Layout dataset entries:

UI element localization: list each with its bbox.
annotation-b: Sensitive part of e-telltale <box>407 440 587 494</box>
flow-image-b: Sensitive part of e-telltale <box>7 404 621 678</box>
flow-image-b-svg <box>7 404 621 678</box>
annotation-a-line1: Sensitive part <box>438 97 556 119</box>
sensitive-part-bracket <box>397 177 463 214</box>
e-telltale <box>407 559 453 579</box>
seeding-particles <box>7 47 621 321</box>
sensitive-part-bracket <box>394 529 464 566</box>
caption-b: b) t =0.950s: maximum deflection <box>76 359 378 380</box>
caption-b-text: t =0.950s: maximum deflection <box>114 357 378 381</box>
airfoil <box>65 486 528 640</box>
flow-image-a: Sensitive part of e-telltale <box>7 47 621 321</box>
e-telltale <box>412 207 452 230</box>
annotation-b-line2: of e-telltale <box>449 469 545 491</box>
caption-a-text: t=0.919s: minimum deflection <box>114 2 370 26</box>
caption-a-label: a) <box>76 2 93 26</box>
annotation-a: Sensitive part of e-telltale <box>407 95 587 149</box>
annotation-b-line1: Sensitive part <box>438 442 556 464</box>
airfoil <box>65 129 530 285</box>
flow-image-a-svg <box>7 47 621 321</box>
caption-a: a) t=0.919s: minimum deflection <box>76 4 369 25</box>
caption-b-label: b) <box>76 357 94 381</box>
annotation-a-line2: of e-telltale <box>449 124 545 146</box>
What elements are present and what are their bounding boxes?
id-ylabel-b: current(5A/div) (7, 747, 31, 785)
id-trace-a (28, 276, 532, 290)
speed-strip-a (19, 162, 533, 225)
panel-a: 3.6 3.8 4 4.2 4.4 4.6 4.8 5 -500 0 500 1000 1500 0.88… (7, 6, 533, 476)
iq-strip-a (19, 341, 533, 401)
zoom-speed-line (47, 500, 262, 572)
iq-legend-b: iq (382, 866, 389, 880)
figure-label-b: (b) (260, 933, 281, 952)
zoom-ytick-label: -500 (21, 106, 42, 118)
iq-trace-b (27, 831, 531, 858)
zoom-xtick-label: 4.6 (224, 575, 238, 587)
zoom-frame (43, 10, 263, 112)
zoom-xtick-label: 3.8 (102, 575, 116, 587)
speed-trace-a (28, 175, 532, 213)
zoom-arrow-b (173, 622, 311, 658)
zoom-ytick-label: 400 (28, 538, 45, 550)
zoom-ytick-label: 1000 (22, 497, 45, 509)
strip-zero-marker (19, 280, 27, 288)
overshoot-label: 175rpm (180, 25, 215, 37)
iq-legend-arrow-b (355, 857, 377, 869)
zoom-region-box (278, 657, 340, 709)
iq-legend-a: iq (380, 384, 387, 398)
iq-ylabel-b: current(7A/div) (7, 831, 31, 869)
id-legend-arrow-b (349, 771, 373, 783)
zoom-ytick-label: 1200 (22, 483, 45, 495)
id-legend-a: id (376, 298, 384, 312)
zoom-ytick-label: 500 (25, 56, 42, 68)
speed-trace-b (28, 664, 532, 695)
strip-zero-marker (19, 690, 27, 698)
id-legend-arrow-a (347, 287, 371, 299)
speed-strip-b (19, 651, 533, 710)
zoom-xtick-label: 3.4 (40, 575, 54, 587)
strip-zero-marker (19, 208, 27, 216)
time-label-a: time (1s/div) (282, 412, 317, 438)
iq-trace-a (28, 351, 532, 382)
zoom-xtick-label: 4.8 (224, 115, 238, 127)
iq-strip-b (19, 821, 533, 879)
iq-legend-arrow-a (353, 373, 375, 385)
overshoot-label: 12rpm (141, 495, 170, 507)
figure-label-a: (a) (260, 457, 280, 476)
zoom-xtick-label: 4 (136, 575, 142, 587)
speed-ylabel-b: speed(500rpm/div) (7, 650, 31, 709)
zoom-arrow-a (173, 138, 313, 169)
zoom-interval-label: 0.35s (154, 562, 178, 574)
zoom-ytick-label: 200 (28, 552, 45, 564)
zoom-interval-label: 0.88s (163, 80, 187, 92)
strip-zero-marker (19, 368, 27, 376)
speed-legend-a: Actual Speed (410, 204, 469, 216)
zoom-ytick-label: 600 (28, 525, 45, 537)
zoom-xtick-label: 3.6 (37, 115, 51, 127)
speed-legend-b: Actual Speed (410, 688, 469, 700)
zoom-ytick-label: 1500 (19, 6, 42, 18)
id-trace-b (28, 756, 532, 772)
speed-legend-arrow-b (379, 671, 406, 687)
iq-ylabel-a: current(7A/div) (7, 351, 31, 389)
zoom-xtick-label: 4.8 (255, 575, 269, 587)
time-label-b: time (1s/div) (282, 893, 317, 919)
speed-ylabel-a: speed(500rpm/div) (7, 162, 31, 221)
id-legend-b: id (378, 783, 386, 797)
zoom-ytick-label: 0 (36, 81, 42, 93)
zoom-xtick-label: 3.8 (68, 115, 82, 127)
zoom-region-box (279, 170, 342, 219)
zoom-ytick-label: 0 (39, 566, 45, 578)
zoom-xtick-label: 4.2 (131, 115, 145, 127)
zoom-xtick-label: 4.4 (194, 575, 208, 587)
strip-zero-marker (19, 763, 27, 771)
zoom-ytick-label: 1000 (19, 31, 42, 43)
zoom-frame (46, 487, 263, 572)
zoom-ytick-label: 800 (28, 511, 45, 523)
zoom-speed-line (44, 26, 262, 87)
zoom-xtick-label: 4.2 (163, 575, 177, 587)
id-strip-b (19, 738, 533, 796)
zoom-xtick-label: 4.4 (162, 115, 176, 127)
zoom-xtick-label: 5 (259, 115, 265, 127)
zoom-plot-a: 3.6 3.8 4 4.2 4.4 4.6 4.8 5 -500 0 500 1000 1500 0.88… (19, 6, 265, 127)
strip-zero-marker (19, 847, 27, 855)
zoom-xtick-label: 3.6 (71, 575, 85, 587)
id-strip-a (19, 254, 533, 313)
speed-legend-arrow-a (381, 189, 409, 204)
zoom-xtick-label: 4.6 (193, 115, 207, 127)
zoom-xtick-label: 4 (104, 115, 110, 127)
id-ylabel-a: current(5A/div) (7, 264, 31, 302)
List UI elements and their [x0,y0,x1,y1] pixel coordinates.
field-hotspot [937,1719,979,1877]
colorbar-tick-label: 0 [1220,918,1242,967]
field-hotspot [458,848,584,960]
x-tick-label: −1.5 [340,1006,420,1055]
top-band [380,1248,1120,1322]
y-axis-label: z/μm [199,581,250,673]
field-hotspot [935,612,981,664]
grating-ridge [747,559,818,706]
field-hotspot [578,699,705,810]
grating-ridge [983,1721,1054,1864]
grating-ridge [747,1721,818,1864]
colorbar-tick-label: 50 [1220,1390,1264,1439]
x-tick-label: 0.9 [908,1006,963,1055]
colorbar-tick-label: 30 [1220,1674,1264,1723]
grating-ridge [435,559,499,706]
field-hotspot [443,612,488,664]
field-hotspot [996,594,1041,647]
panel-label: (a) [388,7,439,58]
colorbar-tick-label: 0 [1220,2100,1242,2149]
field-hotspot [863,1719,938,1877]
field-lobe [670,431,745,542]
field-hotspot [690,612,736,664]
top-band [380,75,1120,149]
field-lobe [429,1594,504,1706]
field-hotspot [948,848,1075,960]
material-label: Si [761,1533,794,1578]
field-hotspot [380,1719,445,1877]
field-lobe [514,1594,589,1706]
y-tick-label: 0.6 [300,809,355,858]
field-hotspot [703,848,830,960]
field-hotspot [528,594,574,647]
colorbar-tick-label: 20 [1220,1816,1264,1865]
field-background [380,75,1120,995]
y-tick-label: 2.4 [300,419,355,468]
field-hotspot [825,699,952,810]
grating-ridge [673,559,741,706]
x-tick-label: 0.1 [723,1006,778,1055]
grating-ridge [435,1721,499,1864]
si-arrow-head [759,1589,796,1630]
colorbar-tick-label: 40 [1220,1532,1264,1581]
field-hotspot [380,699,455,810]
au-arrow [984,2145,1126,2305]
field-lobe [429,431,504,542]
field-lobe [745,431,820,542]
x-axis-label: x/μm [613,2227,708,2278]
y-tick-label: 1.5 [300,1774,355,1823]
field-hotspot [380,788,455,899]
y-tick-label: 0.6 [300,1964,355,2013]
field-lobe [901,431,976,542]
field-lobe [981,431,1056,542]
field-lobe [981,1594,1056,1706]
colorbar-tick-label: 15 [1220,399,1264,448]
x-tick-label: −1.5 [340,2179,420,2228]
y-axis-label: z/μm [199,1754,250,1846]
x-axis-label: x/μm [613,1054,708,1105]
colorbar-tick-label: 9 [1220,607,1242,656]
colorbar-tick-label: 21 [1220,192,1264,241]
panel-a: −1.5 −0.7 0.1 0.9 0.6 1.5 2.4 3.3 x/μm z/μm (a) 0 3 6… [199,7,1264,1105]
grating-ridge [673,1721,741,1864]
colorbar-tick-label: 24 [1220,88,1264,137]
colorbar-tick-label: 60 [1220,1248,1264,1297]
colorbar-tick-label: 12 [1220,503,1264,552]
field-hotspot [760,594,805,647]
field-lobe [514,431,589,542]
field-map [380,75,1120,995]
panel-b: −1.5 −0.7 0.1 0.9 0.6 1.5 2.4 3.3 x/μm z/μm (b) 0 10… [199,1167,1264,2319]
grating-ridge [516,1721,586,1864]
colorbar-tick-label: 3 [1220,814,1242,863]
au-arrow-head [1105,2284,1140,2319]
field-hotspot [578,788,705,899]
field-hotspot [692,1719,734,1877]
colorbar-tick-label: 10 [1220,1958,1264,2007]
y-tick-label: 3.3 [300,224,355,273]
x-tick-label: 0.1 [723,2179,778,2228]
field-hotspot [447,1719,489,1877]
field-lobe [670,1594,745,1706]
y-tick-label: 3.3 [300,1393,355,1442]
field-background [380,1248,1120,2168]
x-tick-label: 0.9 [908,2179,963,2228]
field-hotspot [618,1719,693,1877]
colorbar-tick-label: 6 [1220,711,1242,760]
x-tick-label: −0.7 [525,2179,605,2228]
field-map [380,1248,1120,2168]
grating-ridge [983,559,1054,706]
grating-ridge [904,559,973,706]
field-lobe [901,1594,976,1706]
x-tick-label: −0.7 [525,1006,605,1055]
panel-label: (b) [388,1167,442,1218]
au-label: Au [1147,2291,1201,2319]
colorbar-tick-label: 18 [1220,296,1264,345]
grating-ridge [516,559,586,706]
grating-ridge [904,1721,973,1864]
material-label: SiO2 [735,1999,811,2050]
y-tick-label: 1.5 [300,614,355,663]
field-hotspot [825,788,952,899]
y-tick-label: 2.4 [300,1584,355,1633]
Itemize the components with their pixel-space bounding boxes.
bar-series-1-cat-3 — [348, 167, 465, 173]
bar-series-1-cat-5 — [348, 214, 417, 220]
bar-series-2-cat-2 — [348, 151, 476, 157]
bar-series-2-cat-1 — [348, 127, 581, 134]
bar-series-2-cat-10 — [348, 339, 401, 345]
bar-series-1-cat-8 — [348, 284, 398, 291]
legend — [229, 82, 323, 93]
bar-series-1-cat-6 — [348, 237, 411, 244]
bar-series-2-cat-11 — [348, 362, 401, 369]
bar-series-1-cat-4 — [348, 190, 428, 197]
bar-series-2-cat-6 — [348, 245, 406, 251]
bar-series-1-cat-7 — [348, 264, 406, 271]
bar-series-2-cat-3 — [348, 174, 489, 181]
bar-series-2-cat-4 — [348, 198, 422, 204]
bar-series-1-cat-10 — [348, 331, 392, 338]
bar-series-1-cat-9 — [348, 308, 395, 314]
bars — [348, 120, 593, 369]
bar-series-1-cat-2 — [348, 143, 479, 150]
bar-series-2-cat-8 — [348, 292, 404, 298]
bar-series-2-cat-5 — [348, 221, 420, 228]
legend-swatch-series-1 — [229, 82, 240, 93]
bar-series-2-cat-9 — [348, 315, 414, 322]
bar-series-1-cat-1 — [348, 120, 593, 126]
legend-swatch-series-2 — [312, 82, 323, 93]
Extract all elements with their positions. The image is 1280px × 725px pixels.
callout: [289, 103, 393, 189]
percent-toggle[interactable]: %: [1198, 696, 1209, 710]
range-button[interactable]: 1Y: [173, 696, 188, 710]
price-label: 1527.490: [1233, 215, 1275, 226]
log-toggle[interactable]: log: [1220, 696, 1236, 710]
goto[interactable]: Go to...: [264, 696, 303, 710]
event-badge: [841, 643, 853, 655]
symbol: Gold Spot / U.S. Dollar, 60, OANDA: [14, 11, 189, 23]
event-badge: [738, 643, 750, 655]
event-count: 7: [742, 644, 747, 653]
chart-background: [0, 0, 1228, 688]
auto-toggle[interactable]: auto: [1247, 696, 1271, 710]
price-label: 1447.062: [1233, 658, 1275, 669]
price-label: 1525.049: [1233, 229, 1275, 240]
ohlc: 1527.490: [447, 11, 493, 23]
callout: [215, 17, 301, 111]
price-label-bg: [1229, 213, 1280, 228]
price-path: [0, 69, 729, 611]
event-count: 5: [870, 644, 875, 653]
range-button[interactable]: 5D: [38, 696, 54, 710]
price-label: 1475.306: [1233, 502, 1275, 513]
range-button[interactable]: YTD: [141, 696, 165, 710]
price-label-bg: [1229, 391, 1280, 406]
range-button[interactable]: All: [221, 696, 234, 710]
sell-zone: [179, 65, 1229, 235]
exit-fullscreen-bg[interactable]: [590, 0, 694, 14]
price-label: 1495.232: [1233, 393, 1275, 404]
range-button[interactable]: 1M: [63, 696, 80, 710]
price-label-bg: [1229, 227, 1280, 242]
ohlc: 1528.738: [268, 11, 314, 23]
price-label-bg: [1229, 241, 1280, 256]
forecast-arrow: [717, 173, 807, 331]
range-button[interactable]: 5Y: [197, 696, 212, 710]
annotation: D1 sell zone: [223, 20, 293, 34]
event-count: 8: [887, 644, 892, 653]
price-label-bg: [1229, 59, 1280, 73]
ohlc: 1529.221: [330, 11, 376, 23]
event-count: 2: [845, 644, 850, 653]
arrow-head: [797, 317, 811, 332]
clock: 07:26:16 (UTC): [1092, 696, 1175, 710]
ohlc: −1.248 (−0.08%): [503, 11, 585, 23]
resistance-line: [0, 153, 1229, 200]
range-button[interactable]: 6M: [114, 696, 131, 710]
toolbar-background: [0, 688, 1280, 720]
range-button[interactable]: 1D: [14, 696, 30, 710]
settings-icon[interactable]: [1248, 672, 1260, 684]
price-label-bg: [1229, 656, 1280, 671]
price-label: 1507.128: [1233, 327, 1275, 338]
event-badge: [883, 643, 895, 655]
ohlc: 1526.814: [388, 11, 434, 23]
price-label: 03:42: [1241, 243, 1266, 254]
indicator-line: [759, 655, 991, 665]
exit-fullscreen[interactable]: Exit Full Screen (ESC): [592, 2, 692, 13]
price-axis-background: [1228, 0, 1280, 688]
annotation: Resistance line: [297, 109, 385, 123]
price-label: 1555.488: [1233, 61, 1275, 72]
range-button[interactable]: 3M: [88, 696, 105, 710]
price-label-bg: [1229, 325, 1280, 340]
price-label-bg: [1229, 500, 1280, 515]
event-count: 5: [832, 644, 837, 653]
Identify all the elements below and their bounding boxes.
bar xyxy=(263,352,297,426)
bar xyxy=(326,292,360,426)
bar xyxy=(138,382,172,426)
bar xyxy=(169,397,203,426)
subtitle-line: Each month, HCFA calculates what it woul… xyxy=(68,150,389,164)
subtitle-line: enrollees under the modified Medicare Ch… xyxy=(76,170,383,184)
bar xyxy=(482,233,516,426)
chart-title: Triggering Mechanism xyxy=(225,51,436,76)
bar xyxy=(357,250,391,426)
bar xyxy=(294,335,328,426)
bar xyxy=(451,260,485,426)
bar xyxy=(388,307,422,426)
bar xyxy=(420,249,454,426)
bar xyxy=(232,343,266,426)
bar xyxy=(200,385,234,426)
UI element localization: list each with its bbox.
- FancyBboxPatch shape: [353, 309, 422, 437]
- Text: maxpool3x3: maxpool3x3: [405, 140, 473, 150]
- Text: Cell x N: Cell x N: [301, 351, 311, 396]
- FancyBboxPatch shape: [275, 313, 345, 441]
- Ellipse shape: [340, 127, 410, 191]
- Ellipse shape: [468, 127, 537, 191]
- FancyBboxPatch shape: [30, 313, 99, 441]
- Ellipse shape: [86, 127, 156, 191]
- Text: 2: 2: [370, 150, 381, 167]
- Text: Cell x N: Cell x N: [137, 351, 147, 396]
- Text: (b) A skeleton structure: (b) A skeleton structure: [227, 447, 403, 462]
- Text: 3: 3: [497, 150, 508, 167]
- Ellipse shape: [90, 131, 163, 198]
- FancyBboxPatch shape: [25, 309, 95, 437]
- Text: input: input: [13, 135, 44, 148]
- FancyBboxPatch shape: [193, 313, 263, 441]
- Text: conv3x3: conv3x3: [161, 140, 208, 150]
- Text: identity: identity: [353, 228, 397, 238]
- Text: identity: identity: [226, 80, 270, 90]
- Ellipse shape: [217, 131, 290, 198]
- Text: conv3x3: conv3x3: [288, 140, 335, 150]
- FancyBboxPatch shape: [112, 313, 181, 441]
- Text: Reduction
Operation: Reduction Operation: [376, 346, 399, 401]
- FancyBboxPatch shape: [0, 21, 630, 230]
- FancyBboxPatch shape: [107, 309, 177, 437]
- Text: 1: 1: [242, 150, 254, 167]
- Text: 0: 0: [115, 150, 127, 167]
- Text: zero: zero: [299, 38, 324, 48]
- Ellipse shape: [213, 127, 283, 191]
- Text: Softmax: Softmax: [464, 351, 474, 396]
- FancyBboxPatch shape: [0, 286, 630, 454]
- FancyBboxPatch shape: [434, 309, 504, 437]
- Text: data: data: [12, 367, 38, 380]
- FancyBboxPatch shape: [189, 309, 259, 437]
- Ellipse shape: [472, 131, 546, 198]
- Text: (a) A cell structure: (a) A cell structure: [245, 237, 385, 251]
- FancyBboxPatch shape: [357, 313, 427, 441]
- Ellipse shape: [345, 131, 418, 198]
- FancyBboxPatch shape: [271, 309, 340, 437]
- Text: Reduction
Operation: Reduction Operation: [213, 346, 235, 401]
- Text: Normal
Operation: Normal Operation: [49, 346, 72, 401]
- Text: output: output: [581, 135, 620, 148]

EXERCISE AIM: Retype the records word for word, starting at the very first line and ending at the line that contains "caption-b-text: t =0.950s: maximum", with both of those lines included.

RIGHT ANSWER:
UI element localization: list each with its bbox.
annotation-b: Sensitive part of e-telltale <box>407 440 587 494</box>
flow-image-b: Sensitive part of e-telltale <box>7 404 621 678</box>
flow-image-b-svg <box>7 404 621 678</box>
annotation-a-line1: Sensitive part <box>438 97 556 119</box>
sensitive-part-bracket <box>397 177 463 214</box>
e-telltale <box>407 559 453 579</box>
seeding-particles <box>7 47 621 321</box>
sensitive-part-bracket <box>394 529 464 566</box>
caption-b: b) t =0.950s: maximum deflection <box>76 359 378 380</box>
caption-b-text: t =0.950s: maximum deflection <box>114 357 378 381</box>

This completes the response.